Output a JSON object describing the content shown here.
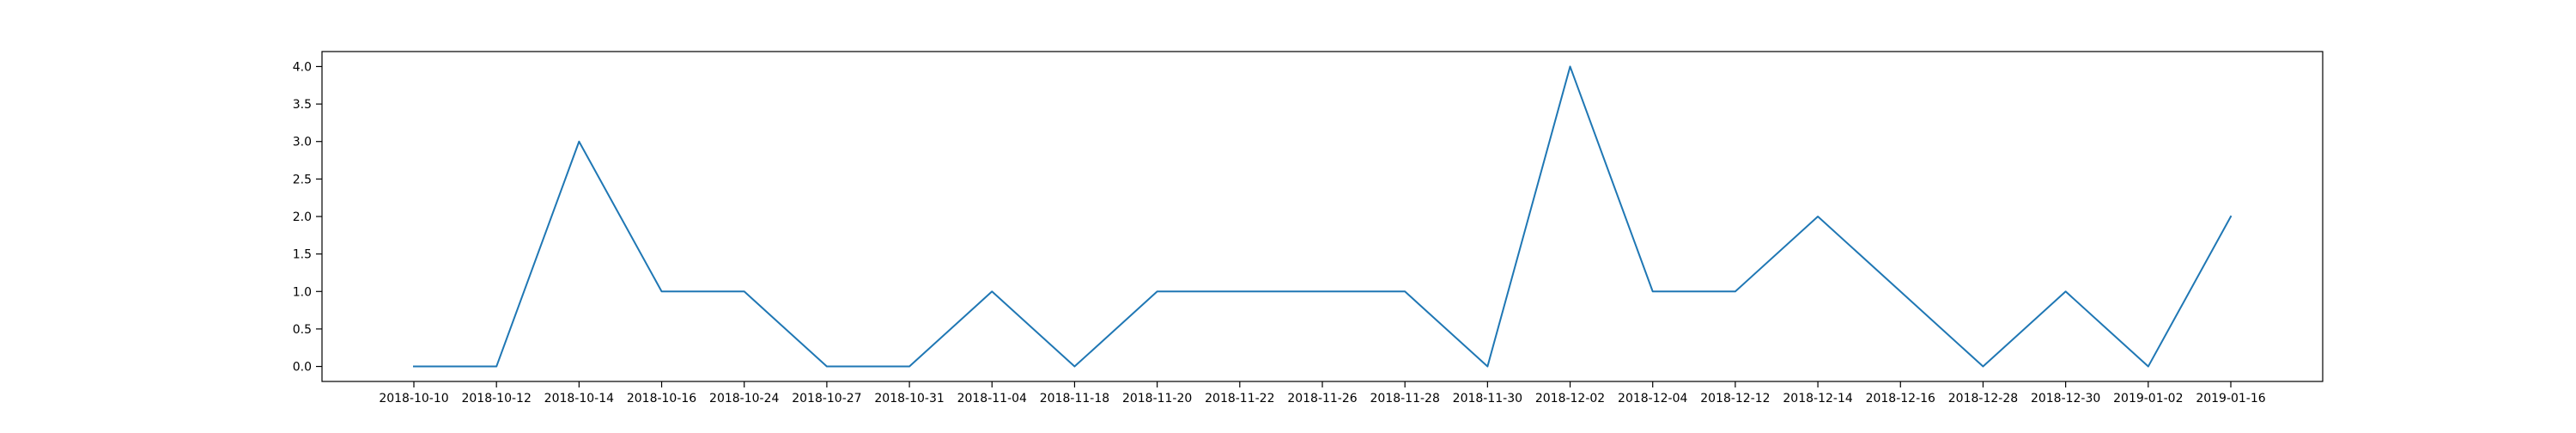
{
  "chart_data": {
    "type": "line",
    "title": "",
    "xlabel": "",
    "ylabel": "",
    "categories": [
      "2018-10-10",
      "2018-10-12",
      "2018-10-14",
      "2018-10-16",
      "2018-10-24",
      "2018-10-27",
      "2018-10-31",
      "2018-11-04",
      "2018-11-18",
      "2018-11-20",
      "2018-11-22",
      "2018-11-26",
      "2018-11-28",
      "2018-11-30",
      "2018-12-02",
      "2018-12-04",
      "2018-12-12",
      "2018-12-14",
      "2018-12-16",
      "2018-12-28",
      "2018-12-30",
      "2019-01-02",
      "2019-01-16"
    ],
    "series": [
      {
        "values": [
          0,
          0,
          3,
          1,
          1,
          0,
          0,
          1,
          0,
          1,
          1,
          1,
          1,
          0,
          4,
          1,
          1,
          2,
          1,
          0,
          1,
          0,
          2
        ],
        "color": "#1f77b4"
      }
    ],
    "y_ticks": [
      "0.0",
      "0.5",
      "1.0",
      "1.5",
      "2.0",
      "2.5",
      "3.0",
      "3.5",
      "4.0"
    ],
    "ylim": [
      -0.2,
      4.2
    ],
    "grid": false,
    "legend": "none"
  }
}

* _Requirements_: All of the entries above should be copied exactly, except for the pictures.

* _Complete output_:
Output a JSON object describing the content shown here.
{
  "chart_data": {
    "type": "line",
    "title": "",
    "xlabel": "",
    "ylabel": "",
    "categories": [
      "2018-10-10",
      "2018-10-12",
      "2018-10-14",
      "2018-10-16",
      "2018-10-24",
      "2018-10-27",
      "2018-10-31",
      "2018-11-04",
      "2018-11-18",
      "2018-11-20",
      "2018-11-22",
      "2018-11-26",
      "2018-11-28",
      "2018-11-30",
      "2018-12-02",
      "2018-12-04",
      "2018-12-12",
      "2018-12-14",
      "2018-12-16",
      "2018-12-28",
      "2018-12-30",
      "2019-01-02",
      "2019-01-16"
    ],
    "series": [
      {
        "values": [
          0,
          0,
          3,
          1,
          1,
          0,
          0,
          1,
          0,
          1,
          1,
          1,
          1,
          0,
          4,
          1,
          1,
          2,
          1,
          0,
          1,
          0,
          2
        ],
        "color": "#1f77b4"
      }
    ],
    "y_ticks": [
      "0.0",
      "0.5",
      "1.0",
      "1.5",
      "2.0",
      "2.5",
      "3.0",
      "3.5",
      "4.0"
    ],
    "ylim": [
      -0.2,
      4.2
    ],
    "grid": false,
    "legend": "none"
  }
}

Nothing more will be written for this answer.